** Instructions to follow **
Reproduce the records below exactly as they appear.

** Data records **
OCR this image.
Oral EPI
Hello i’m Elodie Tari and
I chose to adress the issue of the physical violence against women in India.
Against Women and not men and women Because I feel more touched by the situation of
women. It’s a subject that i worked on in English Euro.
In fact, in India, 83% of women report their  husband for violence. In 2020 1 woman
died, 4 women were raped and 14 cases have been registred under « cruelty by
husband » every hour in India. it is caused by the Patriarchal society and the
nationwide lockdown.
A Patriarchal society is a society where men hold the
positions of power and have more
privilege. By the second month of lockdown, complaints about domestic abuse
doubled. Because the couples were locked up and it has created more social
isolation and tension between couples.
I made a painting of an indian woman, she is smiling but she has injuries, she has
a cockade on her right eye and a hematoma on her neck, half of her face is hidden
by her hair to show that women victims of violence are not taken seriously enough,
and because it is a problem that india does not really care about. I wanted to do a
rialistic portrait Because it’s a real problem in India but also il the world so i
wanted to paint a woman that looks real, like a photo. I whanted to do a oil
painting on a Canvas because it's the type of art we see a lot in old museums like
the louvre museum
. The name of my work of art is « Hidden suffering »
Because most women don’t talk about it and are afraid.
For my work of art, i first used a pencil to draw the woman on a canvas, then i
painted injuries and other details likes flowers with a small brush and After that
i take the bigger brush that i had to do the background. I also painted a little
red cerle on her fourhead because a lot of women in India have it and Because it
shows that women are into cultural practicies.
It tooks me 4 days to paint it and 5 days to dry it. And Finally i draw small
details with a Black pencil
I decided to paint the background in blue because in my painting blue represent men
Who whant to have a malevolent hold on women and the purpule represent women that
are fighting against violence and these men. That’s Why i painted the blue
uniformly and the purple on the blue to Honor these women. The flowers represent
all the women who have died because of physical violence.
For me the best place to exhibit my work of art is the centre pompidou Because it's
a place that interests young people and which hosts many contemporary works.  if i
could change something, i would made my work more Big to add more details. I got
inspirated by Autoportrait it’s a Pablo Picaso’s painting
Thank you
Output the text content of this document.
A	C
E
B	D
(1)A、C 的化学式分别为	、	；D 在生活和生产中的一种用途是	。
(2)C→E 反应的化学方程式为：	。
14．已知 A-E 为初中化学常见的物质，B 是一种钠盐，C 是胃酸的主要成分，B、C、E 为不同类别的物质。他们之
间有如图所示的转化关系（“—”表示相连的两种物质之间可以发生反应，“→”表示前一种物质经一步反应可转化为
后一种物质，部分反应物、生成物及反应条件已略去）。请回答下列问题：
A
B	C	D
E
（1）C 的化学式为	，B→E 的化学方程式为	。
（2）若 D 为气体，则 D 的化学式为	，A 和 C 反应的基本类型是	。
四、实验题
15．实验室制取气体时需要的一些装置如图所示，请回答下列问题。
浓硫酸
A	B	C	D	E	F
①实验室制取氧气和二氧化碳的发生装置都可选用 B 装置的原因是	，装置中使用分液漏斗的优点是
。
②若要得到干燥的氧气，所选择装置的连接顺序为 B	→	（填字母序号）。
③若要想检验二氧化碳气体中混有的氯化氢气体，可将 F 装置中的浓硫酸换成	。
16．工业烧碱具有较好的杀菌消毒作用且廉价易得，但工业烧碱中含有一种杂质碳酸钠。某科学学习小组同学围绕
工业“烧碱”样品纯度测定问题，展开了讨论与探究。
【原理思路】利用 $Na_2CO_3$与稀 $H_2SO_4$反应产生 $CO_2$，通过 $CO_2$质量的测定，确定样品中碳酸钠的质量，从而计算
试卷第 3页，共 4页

** Written solution **
OCR this image.
Oral EPI
Hello i’m Elodie Tari and
I chose to adress the issue of the physical violence against women in India.
Against Women and not men and women Because I feel more touched by the situation of
women. It’s a subject that i worked on in English Euro.
In fact, in India, 83% of women report their  husband for violence. In 2020 1 woman
died, 4 women were raped and 14 cases have been registred under « cruelty by
husband » every hour in India. it is caused by the Patriarchal society and the
nationwide lockdown.
A Patriarchal society is a society where men hold the
positions of power and have more
privilege. By the second month of lockdown, complaints about domestic abuse
doubled. Because the couples were locked up and it has created more social
isolation and tension between couples.
I made a painting of an indian woman, she is smiling but she has injuries, she has
a cockade on her right eye and a hematoma on her neck, half of her face is hidden
by her hair to show that women victims of violence are not taken seriously enough,
and because it is a problem that india does not really care about. I wanted to do a
rialistic portrait Because it’s a real problem in India but also il the world so i
wanted to paint a woman that looks real, like a photo. I whanted to do a oil
painting on a Canvas because it's the type of art we see a lot in old museums like
the louvre museum
. The name of my work of art is « Hidden suffering »
Because most women don’t talk about it and are afraid.
For my work of art, i first used a pencil to draw the woman on a canvas, then i
painted injuries and other details likes flowers with a small brush and After that
i take the bigger brush that i had to do the background. I also painted a little
red cerle on her fourhead because a lot of women in India have it and Because it
shows that women are into cultural practicies.
It tooks me 4 days to paint it and 5 days to dry it. And Finally i draw small
details with a Black pencil
I decided to paint the background in blue because in my painting blue represent men
Who whant to have a malevolent hold on women and the purpule represent women that
are fighting against violence and these men. That’s Why i painted the blue
uniformly and the purple on the blue to Honor these women. The flowers represent
all the women who have died because of physical violence.
For me the best place to exhibit my work of art is the centre pompidou Because it's
a place that interests young people and which hosts many contemporary works.  if i
could change something, i would made my work more Big to add more details. I got
inspirated by Autoportrait it’s a Pablo Picaso’s painting
Thank you
Output the text content of this document.
A	C
E
B	D
(1)A、C 的化学式分别为	、	；D 在生活和生产中的一种用途是	。
(2)C→E 反应的化学方程式为：	。
14．已知 A-E 为初中化学常见的物质，B 是一种钠盐，C 是胃酸的主要成分，B、C、E 为不同类别的物质。他们之
间有如图所示的转化关系（“—”表示相连的两种物质之间可以发生反应，“→”表示前一种物质经一步反应可转化为
后一种物质，部分反应物、生成物及反应条件已略去）。请回答下列问题：
A
B	C	D
E
（1）C 的化学式为	，B→E 的化学方程式为	。
（2）若 D 为气体，则 D 的化学式为	，A 和 C 反应的基本类型是	。
四、实验题
15．实验室制取气体时需要的一些装置如图所示，请回答下列问题。
浓硫酸
A	B	C	D	E	F
①实验室制取氧气和二氧化碳的发生装置都可选用 B 装置的原因是	，装置中使用分液漏斗的优点是
。
②若要得到干燥的氧气，所选择装置的连接顺序为 B	→	（填字母序号）。
③若要想检验二氧化碳气体中混有的氯化氢气体，可将 F 装置中的浓硫酸换成	。
16．工业烧碱具有较好的杀菌消毒作用且廉价易得，但工业烧碱中含有一种杂质碳酸钠。某科学学习小组同学围绕
工业“烧碱”样品纯度测定问题，展开了讨论与探究。
【原理思路】利用 $Na_2CO_3$与稀 $H_2SO_4$反应产生 $CO_2$，通过 $CO_2$质量的测定，确定样品中碳酸钠的质量，从而计算
试卷第 3页，共 4页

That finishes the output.